** start **
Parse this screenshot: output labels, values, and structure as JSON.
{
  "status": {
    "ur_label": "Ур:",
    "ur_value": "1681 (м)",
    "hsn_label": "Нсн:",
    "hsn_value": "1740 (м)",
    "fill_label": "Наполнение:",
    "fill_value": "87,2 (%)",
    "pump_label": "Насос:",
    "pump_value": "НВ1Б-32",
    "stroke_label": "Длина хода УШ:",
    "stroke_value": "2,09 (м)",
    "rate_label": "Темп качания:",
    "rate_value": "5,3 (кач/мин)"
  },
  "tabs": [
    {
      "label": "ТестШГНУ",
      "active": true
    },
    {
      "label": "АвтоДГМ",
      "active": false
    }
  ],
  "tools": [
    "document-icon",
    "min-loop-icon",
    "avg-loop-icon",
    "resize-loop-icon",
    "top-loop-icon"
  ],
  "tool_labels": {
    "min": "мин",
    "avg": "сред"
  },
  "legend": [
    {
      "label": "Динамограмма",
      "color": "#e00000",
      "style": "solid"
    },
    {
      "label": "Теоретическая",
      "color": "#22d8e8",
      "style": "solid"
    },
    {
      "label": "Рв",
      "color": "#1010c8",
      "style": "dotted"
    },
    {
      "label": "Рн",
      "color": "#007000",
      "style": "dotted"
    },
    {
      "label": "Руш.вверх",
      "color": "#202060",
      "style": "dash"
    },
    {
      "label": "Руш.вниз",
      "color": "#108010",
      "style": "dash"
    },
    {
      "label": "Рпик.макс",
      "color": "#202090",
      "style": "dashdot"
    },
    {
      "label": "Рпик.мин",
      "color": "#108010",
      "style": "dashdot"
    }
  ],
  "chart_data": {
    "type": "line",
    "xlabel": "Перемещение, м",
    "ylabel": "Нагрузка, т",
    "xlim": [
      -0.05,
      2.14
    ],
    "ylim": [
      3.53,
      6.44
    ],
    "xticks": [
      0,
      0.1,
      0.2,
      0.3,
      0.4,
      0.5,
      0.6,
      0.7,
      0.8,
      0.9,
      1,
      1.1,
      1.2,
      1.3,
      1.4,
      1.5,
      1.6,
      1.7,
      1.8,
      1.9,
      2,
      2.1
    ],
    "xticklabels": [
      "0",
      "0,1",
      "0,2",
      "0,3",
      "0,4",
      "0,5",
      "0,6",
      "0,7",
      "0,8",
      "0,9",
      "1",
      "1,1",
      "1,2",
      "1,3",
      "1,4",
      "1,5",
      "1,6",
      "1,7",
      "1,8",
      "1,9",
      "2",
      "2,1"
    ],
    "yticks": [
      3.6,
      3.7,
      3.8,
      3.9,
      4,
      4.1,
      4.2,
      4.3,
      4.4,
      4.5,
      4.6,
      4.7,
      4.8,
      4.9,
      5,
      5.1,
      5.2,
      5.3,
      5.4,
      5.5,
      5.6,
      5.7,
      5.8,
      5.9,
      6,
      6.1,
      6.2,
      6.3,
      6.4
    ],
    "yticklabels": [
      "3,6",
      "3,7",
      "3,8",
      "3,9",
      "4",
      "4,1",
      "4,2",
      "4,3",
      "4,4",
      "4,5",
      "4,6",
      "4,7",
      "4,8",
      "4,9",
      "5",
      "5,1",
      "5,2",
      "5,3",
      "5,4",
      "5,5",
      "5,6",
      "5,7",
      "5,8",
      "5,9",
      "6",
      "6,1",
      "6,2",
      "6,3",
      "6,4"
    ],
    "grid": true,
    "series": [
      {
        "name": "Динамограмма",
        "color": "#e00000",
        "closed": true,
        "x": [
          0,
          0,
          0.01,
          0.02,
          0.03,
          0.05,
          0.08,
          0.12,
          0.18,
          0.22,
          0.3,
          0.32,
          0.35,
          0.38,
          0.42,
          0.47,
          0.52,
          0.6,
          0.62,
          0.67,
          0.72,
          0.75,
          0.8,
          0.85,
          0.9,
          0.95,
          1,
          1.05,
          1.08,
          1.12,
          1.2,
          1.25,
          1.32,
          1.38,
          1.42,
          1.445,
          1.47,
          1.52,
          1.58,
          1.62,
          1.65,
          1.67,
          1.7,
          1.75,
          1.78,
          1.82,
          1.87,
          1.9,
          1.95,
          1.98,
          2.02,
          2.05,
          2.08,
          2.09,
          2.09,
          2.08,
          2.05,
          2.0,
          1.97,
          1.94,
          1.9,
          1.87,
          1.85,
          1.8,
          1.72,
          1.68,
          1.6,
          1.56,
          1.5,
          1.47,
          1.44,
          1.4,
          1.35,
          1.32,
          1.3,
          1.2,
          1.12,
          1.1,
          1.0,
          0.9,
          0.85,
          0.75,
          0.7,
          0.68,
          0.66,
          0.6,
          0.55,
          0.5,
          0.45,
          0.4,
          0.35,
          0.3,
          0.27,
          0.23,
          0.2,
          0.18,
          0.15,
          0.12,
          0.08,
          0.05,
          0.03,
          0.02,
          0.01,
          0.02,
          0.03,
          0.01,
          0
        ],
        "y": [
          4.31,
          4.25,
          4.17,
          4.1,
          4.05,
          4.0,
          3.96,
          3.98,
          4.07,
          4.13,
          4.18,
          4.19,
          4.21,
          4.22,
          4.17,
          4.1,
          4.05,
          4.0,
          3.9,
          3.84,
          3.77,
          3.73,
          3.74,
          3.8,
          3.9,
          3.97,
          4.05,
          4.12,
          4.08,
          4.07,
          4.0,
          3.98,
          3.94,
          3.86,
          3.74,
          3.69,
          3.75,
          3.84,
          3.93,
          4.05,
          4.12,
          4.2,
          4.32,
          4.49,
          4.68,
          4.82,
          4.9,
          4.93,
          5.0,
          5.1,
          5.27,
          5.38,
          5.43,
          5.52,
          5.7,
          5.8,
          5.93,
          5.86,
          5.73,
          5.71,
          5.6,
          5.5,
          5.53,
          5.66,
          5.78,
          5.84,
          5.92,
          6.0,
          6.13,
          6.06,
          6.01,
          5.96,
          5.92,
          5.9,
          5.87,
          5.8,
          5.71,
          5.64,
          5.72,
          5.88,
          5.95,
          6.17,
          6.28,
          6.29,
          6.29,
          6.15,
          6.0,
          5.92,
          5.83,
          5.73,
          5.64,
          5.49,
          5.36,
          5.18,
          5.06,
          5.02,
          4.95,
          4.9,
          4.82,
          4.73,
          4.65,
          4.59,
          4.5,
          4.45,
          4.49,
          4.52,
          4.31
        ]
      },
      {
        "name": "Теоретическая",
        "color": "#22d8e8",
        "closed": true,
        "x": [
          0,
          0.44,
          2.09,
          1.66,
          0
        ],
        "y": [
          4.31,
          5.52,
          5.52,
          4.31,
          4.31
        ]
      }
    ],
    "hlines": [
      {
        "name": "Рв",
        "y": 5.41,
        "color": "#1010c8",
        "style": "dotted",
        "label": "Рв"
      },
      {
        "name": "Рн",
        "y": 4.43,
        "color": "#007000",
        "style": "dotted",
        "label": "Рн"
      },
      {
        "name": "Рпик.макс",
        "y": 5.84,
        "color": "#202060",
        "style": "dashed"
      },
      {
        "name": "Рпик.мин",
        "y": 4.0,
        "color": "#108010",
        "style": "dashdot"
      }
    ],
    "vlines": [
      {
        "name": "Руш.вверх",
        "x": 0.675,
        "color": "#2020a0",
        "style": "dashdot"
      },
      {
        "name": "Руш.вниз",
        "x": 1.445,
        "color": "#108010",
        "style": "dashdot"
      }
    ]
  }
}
** end **
All the data must be duplicated exactly, with nothing added or removed.

Parse this screenshot: output labels, values, and structure as JSON.
{
  "status": {
    "ur_label": "Ур:",
    "ur_value": "1681 (м)",
    "hsn_label": "Нсн:",
    "hsn_value": "1740 (м)",
    "fill_label": "Наполнение:",
    "fill_value": "87,2 (%)",
    "pump_label": "Насос:",
    "pump_value": "НВ1Б-32",
    "stroke_label": "Длина хода УШ:",
    "stroke_value": "2,09 (м)",
    "rate_label": "Темп качания:",
    "rate_value": "5,3 (кач/мин)"
  },
  "tabs": [
    {
      "label": "ТестШГНУ",
      "active": true
    },
    {
      "label": "АвтоДГМ",
      "active": false
    }
  ],
  "tools": [
    "document-icon",
    "min-loop-icon",
    "avg-loop-icon",
    "resize-loop-icon",
    "top-loop-icon"
  ],
  "tool_labels": {
    "min": "мин",
    "avg": "сред"
  },
  "legend": [
    {
      "label": "Динамограмма",
      "color": "#e00000",
      "style": "solid"
    },
    {
      "label": "Теоретическая",
      "color": "#22d8e8",
      "style": "solid"
    },
    {
      "label": "Рв",
      "color": "#1010c8",
      "style": "dotted"
    },
    {
      "label": "Рн",
      "color": "#007000",
      "style": "dotted"
    },
    {
      "label": "Руш.вверх",
      "color": "#202060",
      "style": "dash"
    },
    {
      "label": "Руш.вниз",
      "color": "#108010",
      "style": "dash"
    },
    {
      "label": "Рпик.макс",
      "color": "#202090",
      "style": "dashdot"
    },
    {
      "label": "Рпик.мин",
      "color": "#108010",
      "style": "dashdot"
    }
  ],
  "chart_data": {
    "type": "line",
    "xlabel": "Перемещение, м",
    "ylabel": "Нагрузка, т",
    "xlim": [
      -0.05,
      2.14
    ],
    "ylim": [
      3.53,
      6.44
    ],
    "xticks": [
      0,
      0.1,
      0.2,
      0.3,
      0.4,
      0.5,
      0.6,
      0.7,
      0.8,
      0.9,
      1,
      1.1,
      1.2,
      1.3,
      1.4,
      1.5,
      1.6,
      1.7,
      1.8,
      1.9,
      2,
      2.1
    ],
    "xticklabels": [
      "0",
      "0,1",
      "0,2",
      "0,3",
      "0,4",
      "0,5",
      "0,6",
      "0,7",
      "0,8",
      "0,9",
      "1",
      "1,1",
      "1,2",
      "1,3",
      "1,4",
      "1,5",
      "1,6",
      "1,7",
      "1,8",
      "1,9",
      "2",
      "2,1"
    ],
    "yticks": [
      3.6,
      3.7,
      3.8,
      3.9,
      4,
      4.1,
      4.2,
      4.3,
      4.4,
      4.5,
      4.6,
      4.7,
      4.8,
      4.9,
      5,
      5.1,
      5.2,
      5.3,
      5.4,
      5.5,
      5.6,
      5.7,
      5.8,
      5.9,
      6,
      6.1,
      6.2,
      6.3,
      6.4
    ],
    "yticklabels": [
      "3,6",
      "3,7",
      "3,8",
      "3,9",
      "4",
      "4,1",
      "4,2",
      "4,3",
      "4,4",
      "4,5",
      "4,6",
      "4,7",
      "4,8",
      "4,9",
      "5",
      "5,1",
      "5,2",
      "5,3",
      "5,4",
      "5,5",
      "5,6",
      "5,7",
      "5,8",
      "5,9",
      "6",
      "6,1",
      "6,2",
      "6,3",
      "6,4"
    ],
    "grid": true,
    "series": [
      {
        "name": "Динамограмма",
        "color": "#e00000",
        "closed": true,
        "x": [
          0,
          0,
          0.01,
          0.02,
          0.03,
          0.05,
          0.08,
          0.12,
          0.18,
          0.22,
          0.3,
          0.32,
          0.35,
          0.38,
          0.42,
          0.47,
          0.52,
          0.6,
          0.62,
          0.67,
          0.72,
          0.75,
          0.8,
          0.85,
          0.9,
          0.95,
          1,
          1.05,
          1.08,
          1.12,
          1.2,
          1.25,
          1.32,
          1.38,
          1.42,
          1.445,
          1.47,
          1.52,
          1.58,
          1.62,
          1.65,
          1.67,
          1.7,
          1.75,
          1.78,
          1.82,
          1.87,
          1.9,
          1.95,
          1.98,
          2.02,
          2.05,
          2.08,
          2.09,
          2.09,
          2.08,
          2.05,
          2.0,
          1.97,
          1.94,
          1.9,
          1.87,
          1.85,
          1.8,
          1.72,
          1.68,
          1.6,
          1.56,
          1.5,
          1.47,
          1.44,
          1.4,
          1.35,
          1.32,
          1.3,
          1.2,
          1.12,
          1.1,
          1.0,
          0.9,
          0.85,
          0.75,
          0.7,
          0.68,
          0.66,
          0.6,
          0.55,
          0.5,
          0.45,
          0.4,
          0.35,
          0.3,
          0.27,
          0.23,
          0.2,
          0.18,
          0.15,
          0.12,
          0.08,
          0.05,
          0.03,
          0.02,
          0.01,
          0.02,
          0.03,
          0.01,
          0
        ],
        "y": [
          4.31,
          4.25,
          4.17,
          4.1,
          4.05,
          4.0,
          3.96,
          3.98,
          4.07,
          4.13,
          4.18,
          4.19,
          4.21,
          4.22,
          4.17,
          4.1,
          4.05,
          4.0,
          3.9,
          3.84,
          3.77,
          3.73,
          3.74,
          3.8,
          3.9,
          3.97,
          4.05,
          4.12,
          4.08,
          4.07,
          4.0,
          3.98,
          3.94,
          3.86,
          3.74,
          3.69,
          3.75,
          3.84,
          3.93,
          4.05,
          4.12,
          4.2,
          4.32,
          4.49,
          4.68,
          4.82,
          4.9,
          4.93,
          5.0,
          5.1,
          5.27,
          5.38,
          5.43,
          5.52,
          5.7,
          5.8,
          5.93,
          5.86,
          5.73,
          5.71,
          5.6,
          5.5,
          5.53,
          5.66,
          5.78,
          5.84,
          5.92,
          6.0,
          6.13,
          6.06,
          6.01,
          5.96,
          5.92,
          5.9,
          5.87,
          5.8,
          5.71,
          5.64,
          5.72,
          5.88,
          5.95,
          6.17,
          6.28,
          6.29,
          6.29,
          6.15,
          6.0,
          5.92,
          5.83,
          5.73,
          5.64,
          5.49,
          5.36,
          5.18,
          5.06,
          5.02,
          4.95,
          4.9,
          4.82,
          4.73,
          4.65,
          4.59,
          4.5,
          4.45,
          4.49,
          4.52,
          4.31
        ]
      },
      {
        "name": "Теоретическая",
        "color": "#22d8e8",
        "closed": true,
        "x": [
          0,
          0.44,
          2.09,
          1.66,
          0
        ],
        "y": [
          4.31,
          5.52,
          5.52,
          4.31,
          4.31
        ]
      }
    ],
    "hlines": [
      {
        "name": "Рв",
        "y": 5.41,
        "color": "#1010c8",
        "style": "dotted",
        "label": "Рв"
      },
      {
        "name": "Рн",
        "y": 4.43,
        "color": "#007000",
        "style": "dotted",
        "label": "Рн"
      },
      {
        "name": "Рпик.макс",
        "y": 5.84,
        "color": "#202060",
        "style": "dashed"
      },
      {
        "name": "Рпик.мин",
        "y": 4.0,
        "color": "#108010",
        "style": "dashdot"
      }
    ],
    "vlines": [
      {
        "name": "Руш.вверх",
        "x": 0.675,
        "color": "#2020a0",
        "style": "dashdot"
      },
      {
        "name": "Руш.вниз",
        "x": 1.445,
        "color": "#108010",
        "style": "dashdot"
      }
    ]
  }
}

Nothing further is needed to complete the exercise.